What is expected
Would you output the whole listing below, exactly as it reads?
--- start of Information supplied ---
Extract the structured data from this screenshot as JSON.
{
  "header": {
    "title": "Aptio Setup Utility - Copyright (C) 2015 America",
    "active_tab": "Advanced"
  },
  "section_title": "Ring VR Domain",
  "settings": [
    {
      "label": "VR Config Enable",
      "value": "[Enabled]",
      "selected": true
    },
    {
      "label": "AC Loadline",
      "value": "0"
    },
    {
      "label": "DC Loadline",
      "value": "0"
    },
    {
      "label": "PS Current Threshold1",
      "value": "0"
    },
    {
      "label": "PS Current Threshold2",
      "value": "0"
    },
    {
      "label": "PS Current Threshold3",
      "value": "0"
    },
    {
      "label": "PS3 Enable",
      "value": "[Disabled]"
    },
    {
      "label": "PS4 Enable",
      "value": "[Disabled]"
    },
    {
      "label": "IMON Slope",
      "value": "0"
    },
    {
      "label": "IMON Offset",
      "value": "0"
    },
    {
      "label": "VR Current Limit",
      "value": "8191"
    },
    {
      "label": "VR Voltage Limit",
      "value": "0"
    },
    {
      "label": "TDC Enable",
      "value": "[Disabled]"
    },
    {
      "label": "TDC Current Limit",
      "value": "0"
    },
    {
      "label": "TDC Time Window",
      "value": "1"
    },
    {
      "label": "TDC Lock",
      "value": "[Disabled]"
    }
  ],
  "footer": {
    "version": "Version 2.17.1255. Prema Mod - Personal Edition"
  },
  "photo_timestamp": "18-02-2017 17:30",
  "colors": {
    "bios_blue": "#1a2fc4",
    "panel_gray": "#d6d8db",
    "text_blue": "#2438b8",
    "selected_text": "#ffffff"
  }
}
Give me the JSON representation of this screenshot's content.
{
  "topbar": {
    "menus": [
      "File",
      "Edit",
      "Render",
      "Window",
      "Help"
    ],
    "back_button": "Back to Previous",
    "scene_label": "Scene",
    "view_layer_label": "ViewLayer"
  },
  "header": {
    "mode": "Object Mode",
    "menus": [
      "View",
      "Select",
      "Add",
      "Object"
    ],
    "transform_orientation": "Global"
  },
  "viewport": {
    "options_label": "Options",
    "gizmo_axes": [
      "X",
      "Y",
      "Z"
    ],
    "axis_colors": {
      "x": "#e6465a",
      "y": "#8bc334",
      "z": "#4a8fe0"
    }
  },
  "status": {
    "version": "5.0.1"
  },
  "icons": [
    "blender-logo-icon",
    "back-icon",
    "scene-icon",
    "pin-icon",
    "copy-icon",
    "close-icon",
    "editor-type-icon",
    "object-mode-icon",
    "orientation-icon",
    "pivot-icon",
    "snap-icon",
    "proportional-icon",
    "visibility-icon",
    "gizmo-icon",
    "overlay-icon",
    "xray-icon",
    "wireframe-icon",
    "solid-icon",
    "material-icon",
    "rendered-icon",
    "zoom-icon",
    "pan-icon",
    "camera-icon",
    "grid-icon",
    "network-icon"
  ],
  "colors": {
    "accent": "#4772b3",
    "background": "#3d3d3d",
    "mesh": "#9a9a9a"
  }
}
--- end of Information supplied ---
Task result
Extract the structured data from this screenshot as JSON.
{
  "header": {
    "title": "Aptio Setup Utility - Copyright (C) 2015 America",
    "active_tab": "Advanced"
  },
  "section_title": "Ring VR Domain",
  "settings": [
    {
      "label": "VR Config Enable",
      "value": "[Enabled]",
      "selected": true
    },
    {
      "label": "AC Loadline",
      "value": "0"
    },
    {
      "label": "DC Loadline",
      "value": "0"
    },
    {
      "label": "PS Current Threshold1",
      "value": "0"
    },
    {
      "label": "PS Current Threshold2",
      "value": "0"
    },
    {
      "label": "PS Current Threshold3",
      "value": "0"
    },
    {
      "label": "PS3 Enable",
      "value": "[Disabled]"
    },
    {
      "label": "PS4 Enable",
      "value": "[Disabled]"
    },
    {
      "label": "IMON Slope",
      "value": "0"
    },
    {
      "label": "IMON Offset",
      "value": "0"
    },
    {
      "label": "VR Current Limit",
      "value": "8191"
    },
    {
      "label": "VR Voltage Limit",
      "value": "0"
    },
    {
      "label": "TDC Enable",
      "value": "[Disabled]"
    },
    {
      "label": "TDC Current Limit",
      "value": "0"
    },
    {
      "label": "TDC Time Window",
      "value": "1"
    },
    {
      "label": "TDC Lock",
      "value": "[Disabled]"
    }
  ],
  "footer": {
    "version": "Version 2.17.1255. Prema Mod - Personal Edition"
  },
  "photo_timestamp": "18-02-2017 17:30",
  "colors": {
    "bios_blue": "#1a2fc4",
    "panel_gray": "#d6d8db",
    "text_blue": "#2438b8",
    "selected_text": "#ffffff"
  }
}
Give me the JSON representation of this screenshot's content.
{
  "topbar": {
    "menus": [
      "File",
      "Edit",
      "Render",
      "Window",
      "Help"
    ],
    "back_button": "Back to Previous",
    "scene_label": "Scene",
    "view_layer_label": "ViewLayer"
  },
  "header": {
    "mode": "Object Mode",
    "menus": [
      "View",
      "Select",
      "Add",
      "Object"
    ],
    "transform_orientation": "Global"
  },
  "viewport": {
    "options_label": "Options",
    "gizmo_axes": [
      "X",
      "Y",
      "Z"
    ],
    "axis_colors": {
      "x": "#e6465a",
      "y": "#8bc334",
      "z": "#4a8fe0"
    }
  },
  "status": {
    "version": "5.0.1"
  },
  "icons": [
    "blender-logo-icon",
    "back-icon",
    "scene-icon",
    "pin-icon",
    "copy-icon",
    "close-icon",
    "editor-type-icon",
    "object-mode-icon",
    "orientation-icon",
    "pivot-icon",
    "snap-icon",
    "proportional-icon",
    "visibility-icon",
    "gizmo-icon",
    "overlay-icon",
    "xray-icon",
    "wireframe-icon",
    "solid-icon",
    "material-icon",
    "rendered-icon",
    "zoom-icon",
    "pan-icon",
    "camera-icon",
    "grid-icon",
    "network-icon"
  ],
  "colors": {
    "accent": "#4772b3",
    "background": "#3d3d3d",
    "mesh": "#9a9a9a"
  }
}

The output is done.